=== Records provided ===
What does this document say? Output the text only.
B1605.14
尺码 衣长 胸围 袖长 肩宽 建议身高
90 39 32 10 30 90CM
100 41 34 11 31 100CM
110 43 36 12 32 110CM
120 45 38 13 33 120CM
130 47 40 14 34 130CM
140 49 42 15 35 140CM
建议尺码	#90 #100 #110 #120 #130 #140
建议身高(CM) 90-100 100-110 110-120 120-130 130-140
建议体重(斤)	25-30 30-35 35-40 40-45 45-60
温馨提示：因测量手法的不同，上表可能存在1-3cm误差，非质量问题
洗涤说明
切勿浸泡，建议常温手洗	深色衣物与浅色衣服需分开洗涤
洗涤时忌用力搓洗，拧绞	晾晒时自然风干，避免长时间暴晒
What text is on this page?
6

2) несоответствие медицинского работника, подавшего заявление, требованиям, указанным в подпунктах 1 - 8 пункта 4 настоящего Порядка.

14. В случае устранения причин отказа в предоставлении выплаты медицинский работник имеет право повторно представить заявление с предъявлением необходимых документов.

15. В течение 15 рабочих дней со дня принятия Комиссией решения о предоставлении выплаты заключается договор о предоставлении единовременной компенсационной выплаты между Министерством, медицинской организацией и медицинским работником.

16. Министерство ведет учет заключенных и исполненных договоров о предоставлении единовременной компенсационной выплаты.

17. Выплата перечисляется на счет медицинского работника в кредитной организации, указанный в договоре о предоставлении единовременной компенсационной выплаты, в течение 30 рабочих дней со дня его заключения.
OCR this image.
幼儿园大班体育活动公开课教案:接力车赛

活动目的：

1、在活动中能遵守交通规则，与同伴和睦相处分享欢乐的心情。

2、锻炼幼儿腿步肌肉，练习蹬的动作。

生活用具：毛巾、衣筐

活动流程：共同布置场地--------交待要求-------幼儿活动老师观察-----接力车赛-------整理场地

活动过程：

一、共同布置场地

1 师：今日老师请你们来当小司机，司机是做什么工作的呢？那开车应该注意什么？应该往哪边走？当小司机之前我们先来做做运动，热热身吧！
===
● Direction: Copy each line of the data that contains the word "рабочих".

● Final answer:
15. В течение 15 рабочих дней со дня принятия Комиссией решения о предоставлении выплаты заключается договор о предоставлении единовременной компенсационной выплаты между Министерством, медицинской организацией и медицинским работником.
17. Выплата перечисляется на счет медицинского работника в кредитной организации, указанный в договоре о предоставлении единовременной компенсационной выплаты, в течение 30 рабочих дней со дня его заключения.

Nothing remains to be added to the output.